[START Extracted entries]

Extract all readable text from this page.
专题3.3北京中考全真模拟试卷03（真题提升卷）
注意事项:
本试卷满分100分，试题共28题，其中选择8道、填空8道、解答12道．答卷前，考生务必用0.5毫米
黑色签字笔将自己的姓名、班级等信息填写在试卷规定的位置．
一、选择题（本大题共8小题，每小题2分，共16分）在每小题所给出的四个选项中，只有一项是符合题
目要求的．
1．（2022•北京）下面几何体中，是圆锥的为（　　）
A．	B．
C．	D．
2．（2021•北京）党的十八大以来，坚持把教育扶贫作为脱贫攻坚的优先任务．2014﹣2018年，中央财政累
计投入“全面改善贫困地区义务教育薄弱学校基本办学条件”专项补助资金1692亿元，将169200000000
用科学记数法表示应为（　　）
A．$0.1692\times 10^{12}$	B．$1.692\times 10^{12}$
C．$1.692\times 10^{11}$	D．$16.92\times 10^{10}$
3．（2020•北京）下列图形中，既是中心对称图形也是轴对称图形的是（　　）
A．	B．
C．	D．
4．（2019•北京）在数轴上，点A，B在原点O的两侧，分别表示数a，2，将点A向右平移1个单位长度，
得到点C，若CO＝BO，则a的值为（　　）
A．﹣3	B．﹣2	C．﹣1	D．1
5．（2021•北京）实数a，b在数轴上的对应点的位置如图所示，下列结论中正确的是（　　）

[END Extracted entries]

From the first line to the last, retype the data exactly.

Extract all readable text from this page.
专题3.3北京中考全真模拟试卷03（真题提升卷）
注意事项:
本试卷满分100分，试题共28题，其中选择8道、填空8道、解答12道．答卷前，考生务必用0.5毫米
黑色签字笔将自己的姓名、班级等信息填写在试卷规定的位置．
一、选择题（本大题共8小题，每小题2分，共16分）在每小题所给出的四个选项中，只有一项是符合题
目要求的．
1．（2022•北京）下面几何体中，是圆锥的为（　　）
A．	B．
C．	D．
2．（2021•北京）党的十八大以来，坚持把教育扶贫作为脱贫攻坚的优先任务．2014﹣2018年，中央财政累
计投入“全面改善贫困地区义务教育薄弱学校基本办学条件”专项补助资金1692亿元，将169200000000
用科学记数法表示应为（　　）
A．$0.1692\times 10^{12}$	B．$1.692\times 10^{12}$
C．$1.692\times 10^{11}$	D．$16.92\times 10^{10}$
3．（2020•北京）下列图形中，既是中心对称图形也是轴对称图形的是（　　）
A．	B．
C．	D．
4．（2019•北京）在数轴上，点A，B在原点O的两侧，分别表示数a，2，将点A向右平移1个单位长度，
得到点C，若CO＝BO，则a的值为（　　）
A．﹣3	B．﹣2	C．﹣1	D．1
5．（2021•北京）实数a，b在数轴上的对应点的位置如图所示，下列结论中正确的是（　　）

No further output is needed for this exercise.